[Collected data]
_____
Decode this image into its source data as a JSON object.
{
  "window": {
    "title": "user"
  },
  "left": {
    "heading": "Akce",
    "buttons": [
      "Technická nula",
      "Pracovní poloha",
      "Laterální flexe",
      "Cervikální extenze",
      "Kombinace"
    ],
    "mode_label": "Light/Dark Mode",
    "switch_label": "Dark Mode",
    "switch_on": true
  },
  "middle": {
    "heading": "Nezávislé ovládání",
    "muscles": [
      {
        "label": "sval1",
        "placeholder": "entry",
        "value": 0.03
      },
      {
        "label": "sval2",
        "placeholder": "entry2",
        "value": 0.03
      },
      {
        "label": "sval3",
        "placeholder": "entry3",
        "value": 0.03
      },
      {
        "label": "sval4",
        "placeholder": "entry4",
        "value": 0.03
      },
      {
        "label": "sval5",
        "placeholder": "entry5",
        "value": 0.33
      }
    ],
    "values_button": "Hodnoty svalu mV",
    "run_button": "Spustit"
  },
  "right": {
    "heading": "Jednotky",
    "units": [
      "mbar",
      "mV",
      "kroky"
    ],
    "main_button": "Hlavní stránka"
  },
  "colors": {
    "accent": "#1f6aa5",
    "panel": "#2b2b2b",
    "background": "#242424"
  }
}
_____
» BRIEF
Type out all of the material again, word for word.

» RESPONSE FOR THIS EXERCISE
Decode this image into its source data as a JSON object.
{
  "window": {
    "title": "user"
  },
  "left": {
    "heading": "Akce",
    "buttons": [
      "Technická nula",
      "Pracovní poloha",
      "Laterální flexe",
      "Cervikální extenze",
      "Kombinace"
    ],
    "mode_label": "Light/Dark Mode",
    "switch_label": "Dark Mode",
    "switch_on": true
  },
  "middle": {
    "heading": "Nezávislé ovládání",
    "muscles": [
      {
        "label": "sval1",
        "placeholder": "entry",
        "value": 0.03
      },
      {
        "label": "sval2",
        "placeholder": "entry2",
        "value": 0.03
      },
      {
        "label": "sval3",
        "placeholder": "entry3",
        "value": 0.03
      },
      {
        "label": "sval4",
        "placeholder": "entry4",
        "value": 0.03
      },
      {
        "label": "sval5",
        "placeholder": "entry5",
        "value": 0.33
      }
    ],
    "values_button": "Hodnoty svalu mV",
    "run_button": "Spustit"
  },
  "right": {
    "heading": "Jednotky",
    "units": [
      "mbar",
      "mV",
      "kroky"
    ],
    "main_button": "Hlavní stránka"
  },
  "colors": {
    "accent": "#1f6aa5",
    "panel": "#2b2b2b",
    "background": "#242424"
  }
}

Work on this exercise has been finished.